> **ITEMS**
────────────────────────────────────────

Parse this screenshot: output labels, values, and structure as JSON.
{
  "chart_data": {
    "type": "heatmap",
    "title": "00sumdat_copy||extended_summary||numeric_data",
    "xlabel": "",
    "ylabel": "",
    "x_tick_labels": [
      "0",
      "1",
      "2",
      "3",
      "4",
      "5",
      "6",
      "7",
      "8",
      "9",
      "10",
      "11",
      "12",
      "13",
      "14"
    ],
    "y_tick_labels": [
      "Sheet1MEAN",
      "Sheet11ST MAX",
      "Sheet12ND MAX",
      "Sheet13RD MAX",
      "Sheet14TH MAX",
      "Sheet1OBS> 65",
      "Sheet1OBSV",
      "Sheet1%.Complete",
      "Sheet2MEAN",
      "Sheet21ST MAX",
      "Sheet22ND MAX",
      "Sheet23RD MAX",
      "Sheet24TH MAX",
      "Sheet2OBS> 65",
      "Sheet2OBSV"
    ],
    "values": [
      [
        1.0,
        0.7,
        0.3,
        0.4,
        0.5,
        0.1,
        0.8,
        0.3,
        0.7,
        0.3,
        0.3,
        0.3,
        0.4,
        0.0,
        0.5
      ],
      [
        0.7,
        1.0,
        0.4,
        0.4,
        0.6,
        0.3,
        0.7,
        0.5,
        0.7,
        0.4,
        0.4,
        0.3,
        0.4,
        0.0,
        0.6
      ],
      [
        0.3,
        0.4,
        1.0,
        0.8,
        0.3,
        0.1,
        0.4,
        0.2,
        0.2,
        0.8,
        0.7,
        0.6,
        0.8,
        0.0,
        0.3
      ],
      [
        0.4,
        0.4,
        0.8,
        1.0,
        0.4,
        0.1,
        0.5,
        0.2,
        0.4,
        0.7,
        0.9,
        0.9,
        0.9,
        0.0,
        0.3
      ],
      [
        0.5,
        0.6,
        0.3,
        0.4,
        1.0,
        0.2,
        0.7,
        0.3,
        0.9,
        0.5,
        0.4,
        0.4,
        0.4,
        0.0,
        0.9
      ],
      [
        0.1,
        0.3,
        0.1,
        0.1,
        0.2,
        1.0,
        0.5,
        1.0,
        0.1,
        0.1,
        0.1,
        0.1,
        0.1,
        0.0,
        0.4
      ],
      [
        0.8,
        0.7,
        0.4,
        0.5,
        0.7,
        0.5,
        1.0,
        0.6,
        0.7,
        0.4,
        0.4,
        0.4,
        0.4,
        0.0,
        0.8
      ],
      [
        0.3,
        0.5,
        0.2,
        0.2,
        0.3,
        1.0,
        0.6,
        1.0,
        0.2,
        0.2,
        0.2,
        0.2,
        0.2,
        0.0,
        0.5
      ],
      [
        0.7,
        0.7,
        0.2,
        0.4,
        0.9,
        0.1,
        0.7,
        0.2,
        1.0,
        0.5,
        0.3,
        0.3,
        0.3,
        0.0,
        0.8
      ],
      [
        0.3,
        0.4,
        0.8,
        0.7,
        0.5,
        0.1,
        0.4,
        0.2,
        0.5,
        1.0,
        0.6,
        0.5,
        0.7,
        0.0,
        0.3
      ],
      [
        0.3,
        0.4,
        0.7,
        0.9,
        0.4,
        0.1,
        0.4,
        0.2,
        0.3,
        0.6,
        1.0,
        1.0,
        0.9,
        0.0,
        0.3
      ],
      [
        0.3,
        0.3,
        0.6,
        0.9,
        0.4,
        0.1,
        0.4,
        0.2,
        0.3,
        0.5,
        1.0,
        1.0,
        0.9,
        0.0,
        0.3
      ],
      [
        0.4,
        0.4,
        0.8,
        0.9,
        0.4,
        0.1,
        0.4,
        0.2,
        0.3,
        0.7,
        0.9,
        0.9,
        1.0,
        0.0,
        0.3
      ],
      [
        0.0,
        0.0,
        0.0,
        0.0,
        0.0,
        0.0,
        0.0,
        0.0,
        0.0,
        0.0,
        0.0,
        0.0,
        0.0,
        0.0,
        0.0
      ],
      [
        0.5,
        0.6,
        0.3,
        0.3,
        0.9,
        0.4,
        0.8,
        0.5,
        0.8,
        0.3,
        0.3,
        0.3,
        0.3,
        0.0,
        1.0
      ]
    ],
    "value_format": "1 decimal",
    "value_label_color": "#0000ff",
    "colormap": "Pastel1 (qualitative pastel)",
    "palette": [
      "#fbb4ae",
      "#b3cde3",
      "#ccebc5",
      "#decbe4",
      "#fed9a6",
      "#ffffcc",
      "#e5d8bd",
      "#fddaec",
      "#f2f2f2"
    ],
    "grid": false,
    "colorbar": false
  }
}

────────────────────────────────────────

> **TASK TO CARRY OUT**
Could you transcribe the records in full, exactly?

> **RESPONSE BELOW**
Parse this screenshot: output labels, values, and structure as JSON.
{
  "chart_data": {
    "type": "heatmap",
    "title": "00sumdat_copy||extended_summary||numeric_data",
    "xlabel": "",
    "ylabel": "",
    "x_tick_labels": [
      "0",
      "1",
      "2",
      "3",
      "4",
      "5",
      "6",
      "7",
      "8",
      "9",
      "10",
      "11",
      "12",
      "13",
      "14"
    ],
    "y_tick_labels": [
      "Sheet1MEAN",
      "Sheet11ST MAX",
      "Sheet12ND MAX",
      "Sheet13RD MAX",
      "Sheet14TH MAX",
      "Sheet1OBS> 65",
      "Sheet1OBSV",
      "Sheet1%.Complete",
      "Sheet2MEAN",
      "Sheet21ST MAX",
      "Sheet22ND MAX",
      "Sheet23RD MAX",
      "Sheet24TH MAX",
      "Sheet2OBS> 65",
      "Sheet2OBSV"
    ],
    "values": [
      [
        1.0,
        0.7,
        0.3,
        0.4,
        0.5,
        0.1,
        0.8,
        0.3,
        0.7,
        0.3,
        0.3,
        0.3,
        0.4,
        0.0,
        0.5
      ],
      [
        0.7,
        1.0,
        0.4,
        0.4,
        0.6,
        0.3,
        0.7,
        0.5,
        0.7,
        0.4,
        0.4,
        0.3,
        0.4,
        0.0,
        0.6
      ],
      [
        0.3,
        0.4,
        1.0,
        0.8,
        0.3,
        0.1,
        0.4,
        0.2,
        0.2,
        0.8,
        0.7,
        0.6,
        0.8,
        0.0,
        0.3
      ],
      [
        0.4,
        0.4,
        0.8,
        1.0,
        0.4,
        0.1,
        0.5,
        0.2,
        0.4,
        0.7,
        0.9,
        0.9,
        0.9,
        0.0,
        0.3
      ],
      [
        0.5,
        0.6,
        0.3,
        0.4,
        1.0,
        0.2,
        0.7,
        0.3,
        0.9,
        0.5,
        0.4,
        0.4,
        0.4,
        0.0,
        0.9
      ],
      [
        0.1,
        0.3,
        0.1,
        0.1,
        0.2,
        1.0,
        0.5,
        1.0,
        0.1,
        0.1,
        0.1,
        0.1,
        0.1,
        0.0,
        0.4
      ],
      [
        0.8,
        0.7,
        0.4,
        0.5,
        0.7,
        0.5,
        1.0,
        0.6,
        0.7,
        0.4,
        0.4,
        0.4,
        0.4,
        0.0,
        0.8
      ],
      [
        0.3,
        0.5,
        0.2,
        0.2,
        0.3,
        1.0,
        0.6,
        1.0,
        0.2,
        0.2,
        0.2,
        0.2,
        0.2,
        0.0,
        0.5
      ],
      [
        0.7,
        0.7,
        0.2,
        0.4,
        0.9,
        0.1,
        0.7,
        0.2,
        1.0,
        0.5,
        0.3,
        0.3,
        0.3,
        0.0,
        0.8
      ],
      [
        0.3,
        0.4,
        0.8,
        0.7,
        0.5,
        0.1,
        0.4,
        0.2,
        0.5,
        1.0,
        0.6,
        0.5,
        0.7,
        0.0,
        0.3
      ],
      [
        0.3,
        0.4,
        0.7,
        0.9,
        0.4,
        0.1,
        0.4,
        0.2,
        0.3,
        0.6,
        1.0,
        1.0,
        0.9,
        0.0,
        0.3
      ],
      [
        0.3,
        0.3,
        0.6,
        0.9,
        0.4,
        0.1,
        0.4,
        0.2,
        0.3,
        0.5,
        1.0,
        1.0,
        0.9,
        0.0,
        0.3
      ],
      [
        0.4,
        0.4,
        0.8,
        0.9,
        0.4,
        0.1,
        0.4,
        0.2,
        0.3,
        0.7,
        0.9,
        0.9,
        1.0,
        0.0,
        0.3
      ],
      [
        0.0,
        0.0,
        0.0,
        0.0,
        0.0,
        0.0,
        0.0,
        0.0,
        0.0,
        0.0,
        0.0,
        0.0,
        0.0,
        0.0,
        0.0
      ],
      [
        0.5,
        0.6,
        0.3,
        0.3,
        0.9,
        0.4,
        0.8,
        0.5,
        0.8,
        0.3,
        0.3,
        0.3,
        0.3,
        0.0,
        1.0
      ]
    ],
    "value_format": "1 decimal",
    "value_label_color": "#0000ff",
    "colormap": "Pastel1 (qualitative pastel)",
    "palette": [
      "#fbb4ae",
      "#b3cde3",
      "#ccebc5",
      "#decbe4",
      "#fed9a6",
      "#ffffcc",
      "#e5d8bd",
      "#fddaec",
      "#f2f2f2"
    ],
    "grid": false,
    "colorbar": false
  }
}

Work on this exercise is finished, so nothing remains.